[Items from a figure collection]
********

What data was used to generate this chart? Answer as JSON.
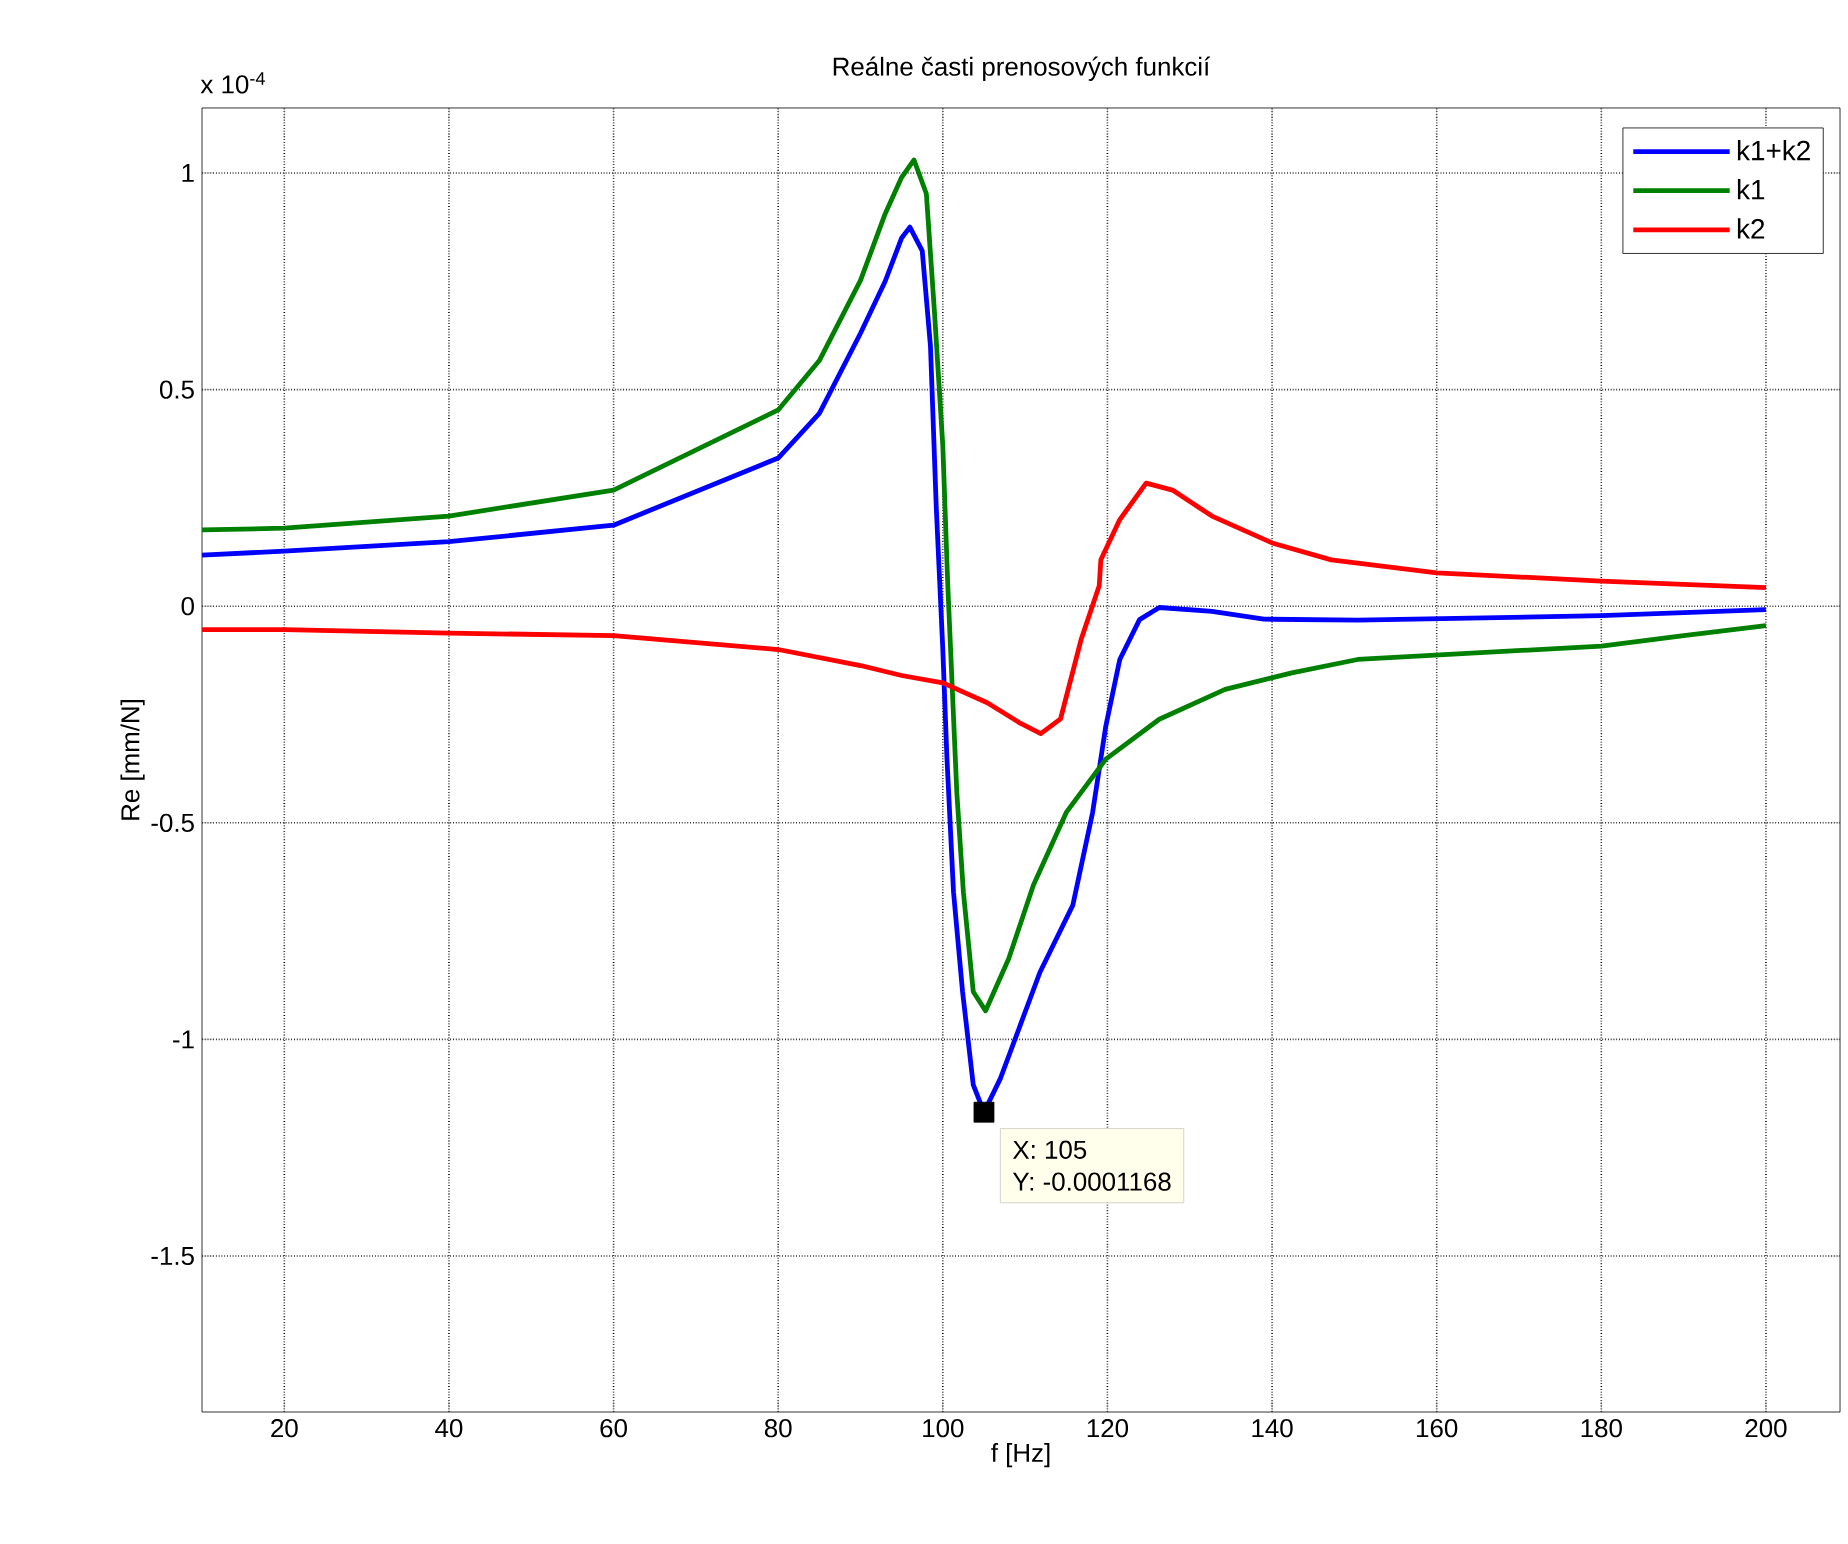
{
  "chart_data": {
    "type": "line",
    "title": "Reálne časti prenosových funkcií",
    "xlabel": "f [Hz]",
    "ylabel": "Re [mm/N]",
    "xlim": [
      10,
      209
    ],
    "ylim": [
      -1.86,
      1.15
    ],
    "xticks": [
      20,
      40,
      60,
      80,
      100,
      120,
      140,
      160,
      180,
      200
    ],
    "yticks": [
      -1.5,
      -1,
      -0.5,
      0,
      0.5,
      1
    ],
    "grid": true,
    "legend": "top right",
    "annotations": [
      "x 10$^{-4}$",
      {
        "text": "X: 105",
        "x": 105,
        "y": -1.168
      },
      {
        "text": "Y: -0.0001168",
        "x": 105,
        "y": -1.168
      }
    ],
    "series": [
      {
        "name": "k1+k2",
        "color": "#0000ff",
        "x": [
          10,
          20,
          40,
          60,
          80,
          85,
          90,
          93,
          95,
          96,
          97.5,
          98.5,
          99.2,
          100,
          100.5,
          101.3,
          102.4,
          103.7,
          105,
          107,
          111.8,
          115.8,
          118.2,
          119.8,
          121.5,
          123.9,
          126.3,
          132.7,
          139,
          150.4,
          180,
          200
        ],
        "values": [
          0.118,
          0.127,
          0.149,
          0.187,
          0.342,
          0.445,
          0.63,
          0.75,
          0.85,
          0.875,
          0.82,
          0.6,
          0.23,
          -0.1,
          -0.35,
          -0.66,
          -0.89,
          -1.105,
          -1.168,
          -1.09,
          -0.845,
          -0.69,
          -0.476,
          -0.277,
          -0.123,
          -0.031,
          -0.003,
          -0.012,
          -0.03,
          -0.032,
          -0.022,
          -0.008
        ]
      },
      {
        "name": "k1",
        "color": "#008000",
        "x": [
          10,
          20,
          40,
          60,
          80,
          85,
          90,
          93,
          95,
          96.5,
          98,
          99,
          100,
          100.6,
          101.7,
          102.5,
          103.7,
          105.2,
          108,
          111,
          115,
          119.8,
          126.3,
          134.3,
          142.4,
          150.4,
          180,
          190,
          200
        ],
        "values": [
          0.176,
          0.18,
          0.208,
          0.268,
          0.453,
          0.567,
          0.752,
          0.906,
          0.99,
          1.03,
          0.952,
          0.675,
          0.37,
          0.05,
          -0.43,
          -0.66,
          -0.89,
          -0.934,
          -0.814,
          -0.644,
          -0.476,
          -0.353,
          -0.261,
          -0.192,
          -0.154,
          -0.123,
          -0.092,
          -0.068,
          -0.045
        ]
      },
      {
        "name": "k2",
        "color": "#ff0000",
        "x": [
          10,
          20,
          40,
          60,
          80,
          90,
          95,
          100,
          105.4,
          109.4,
          111.9,
          114.3,
          116.8,
          119,
          119.2,
          121.5,
          124.7,
          127.9,
          132.7,
          140,
          147.2,
          160,
          180,
          200
        ],
        "values": [
          -0.054,
          -0.054,
          -0.062,
          -0.068,
          -0.1,
          -0.137,
          -0.16,
          -0.177,
          -0.223,
          -0.27,
          -0.294,
          -0.26,
          -0.077,
          0.047,
          0.107,
          0.2,
          0.284,
          0.268,
          0.208,
          0.146,
          0.107,
          0.077,
          0.058,
          0.043
        ]
      }
    ]
  }
}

********

EXERCISE OBJECTIVE:
Quote each entry above verbatim and drop the pictures.

RESULT FOR THIS TASK:
What data was used to generate this chart? Answer as JSON.
{
  "chart_data": {
    "type": "line",
    "title": "Reálne časti prenosových funkcií",
    "xlabel": "f [Hz]",
    "ylabel": "Re [mm/N]",
    "xlim": [
      10,
      209
    ],
    "ylim": [
      -1.86,
      1.15
    ],
    "xticks": [
      20,
      40,
      60,
      80,
      100,
      120,
      140,
      160,
      180,
      200
    ],
    "yticks": [
      -1.5,
      -1,
      -0.5,
      0,
      0.5,
      1
    ],
    "grid": true,
    "legend": "top right",
    "annotations": [
      "x 10$^{-4}$",
      {
        "text": "X: 105",
        "x": 105,
        "y": -1.168
      },
      {
        "text": "Y: -0.0001168",
        "x": 105,
        "y": -1.168
      }
    ],
    "series": [
      {
        "name": "k1+k2",
        "color": "#0000ff",
        "x": [
          10,
          20,
          40,
          60,
          80,
          85,
          90,
          93,
          95,
          96,
          97.5,
          98.5,
          99.2,
          100,
          100.5,
          101.3,
          102.4,
          103.7,
          105,
          107,
          111.8,
          115.8,
          118.2,
          119.8,
          121.5,
          123.9,
          126.3,
          132.7,
          139,
          150.4,
          180,
          200
        ],
        "values": [
          0.118,
          0.127,
          0.149,
          0.187,
          0.342,
          0.445,
          0.63,
          0.75,
          0.85,
          0.875,
          0.82,
          0.6,
          0.23,
          -0.1,
          -0.35,
          -0.66,
          -0.89,
          -1.105,
          -1.168,
          -1.09,
          -0.845,
          -0.69,
          -0.476,
          -0.277,
          -0.123,
          -0.031,
          -0.003,
          -0.012,
          -0.03,
          -0.032,
          -0.022,
          -0.008
        ]
      },
      {
        "name": "k1",
        "color": "#008000",
        "x": [
          10,
          20,
          40,
          60,
          80,
          85,
          90,
          93,
          95,
          96.5,
          98,
          99,
          100,
          100.6,
          101.7,
          102.5,
          103.7,
          105.2,
          108,
          111,
          115,
          119.8,
          126.3,
          134.3,
          142.4,
          150.4,
          180,
          190,
          200
        ],
        "values": [
          0.176,
          0.18,
          0.208,
          0.268,
          0.453,
          0.567,
          0.752,
          0.906,
          0.99,
          1.03,
          0.952,
          0.675,
          0.37,
          0.05,
          -0.43,
          -0.66,
          -0.89,
          -0.934,
          -0.814,
          -0.644,
          -0.476,
          -0.353,
          -0.261,
          -0.192,
          -0.154,
          -0.123,
          -0.092,
          -0.068,
          -0.045
        ]
      },
      {
        "name": "k2",
        "color": "#ff0000",
        "x": [
          10,
          20,
          40,
          60,
          80,
          90,
          95,
          100,
          105.4,
          109.4,
          111.9,
          114.3,
          116.8,
          119,
          119.2,
          121.5,
          124.7,
          127.9,
          132.7,
          140,
          147.2,
          160,
          180,
          200
        ],
        "values": [
          -0.054,
          -0.054,
          -0.062,
          -0.068,
          -0.1,
          -0.137,
          -0.16,
          -0.177,
          -0.223,
          -0.27,
          -0.294,
          -0.26,
          -0.077,
          0.047,
          0.107,
          0.2,
          0.284,
          0.268,
          0.208,
          0.146,
          0.107,
          0.077,
          0.058,
          0.043
        ]
      }
    ]
  }
}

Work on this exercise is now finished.